▶ **Prompt**
Below are records to transcribe exactly, without their pictures.

—————

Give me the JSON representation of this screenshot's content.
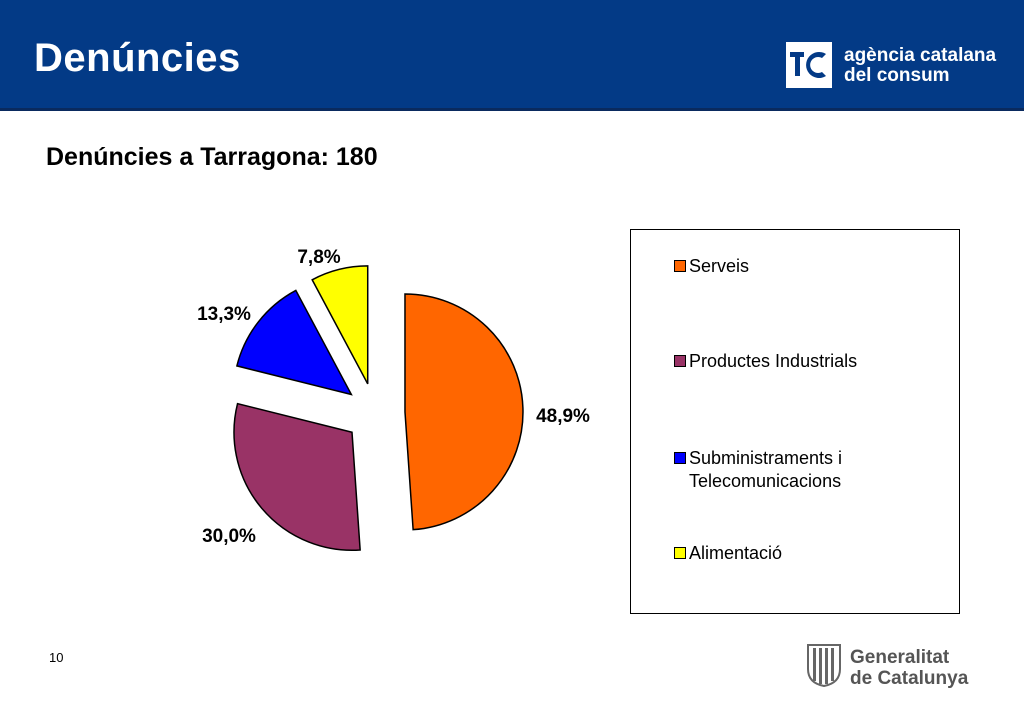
{
  "header": {
    "title": "Denúncies",
    "logo_text_line1": "agència catalana",
    "logo_text_line2": "del consum",
    "logo_mark": "tc-logo-mark"
  },
  "subtitle": "Denúncies a Tarragona: 180",
  "chart_data": {
    "type": "pie",
    "title": "Denúncies a Tarragona: 180",
    "categories": [
      "Serveis",
      "Productes Industrials",
      "Subministraments i Telecomunicacions",
      "Alimentació"
    ],
    "values": [
      48.9,
      30.0,
      13.3,
      7.8
    ],
    "labels": [
      "48,9%",
      "30,0%",
      "13,3%",
      "7,8%"
    ],
    "colors": [
      "#ff6600",
      "#993366",
      "#0000ff",
      "#ffff00"
    ],
    "exploded": true,
    "legend_placement": "right"
  },
  "legend": {
    "items": [
      {
        "label": "Serveis",
        "color": "#ff6600"
      },
      {
        "label": "Productes Industrials",
        "color": "#993366"
      },
      {
        "label_line1": "Subministraments i",
        "label_line2": "Telecomunicacions",
        "color": "#0000ff"
      },
      {
        "label": "Alimentació",
        "color": "#ffff00"
      }
    ]
  },
  "page_number": "10",
  "footer": {
    "logo_line1": "Generalitat",
    "logo_line2": "de Catalunya",
    "logo_mark": "generalitat-emblem"
  }
}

—————

▶ **Result of the task**
Give me the JSON representation of this screenshot's content.
{
  "header": {
    "title": "Denúncies",
    "logo_text_line1": "agència catalana",
    "logo_text_line2": "del consum",
    "logo_mark": "tc-logo-mark"
  },
  "subtitle": "Denúncies a Tarragona: 180",
  "chart_data": {
    "type": "pie",
    "title": "Denúncies a Tarragona: 180",
    "categories": [
      "Serveis",
      "Productes Industrials",
      "Subministraments i Telecomunicacions",
      "Alimentació"
    ],
    "values": [
      48.9,
      30.0,
      13.3,
      7.8
    ],
    "labels": [
      "48,9%",
      "30,0%",
      "13,3%",
      "7,8%"
    ],
    "colors": [
      "#ff6600",
      "#993366",
      "#0000ff",
      "#ffff00"
    ],
    "exploded": true,
    "legend_placement": "right"
  },
  "legend": {
    "items": [
      {
        "label": "Serveis",
        "color": "#ff6600"
      },
      {
        "label": "Productes Industrials",
        "color": "#993366"
      },
      {
        "label_line1": "Subministraments i",
        "label_line2": "Telecomunicacions",
        "color": "#0000ff"
      },
      {
        "label": "Alimentació",
        "color": "#ffff00"
      }
    ]
  },
  "page_number": "10",
  "footer": {
    "logo_line1": "Generalitat",
    "logo_line2": "de Catalunya",
    "logo_mark": "generalitat-emblem"
  }
}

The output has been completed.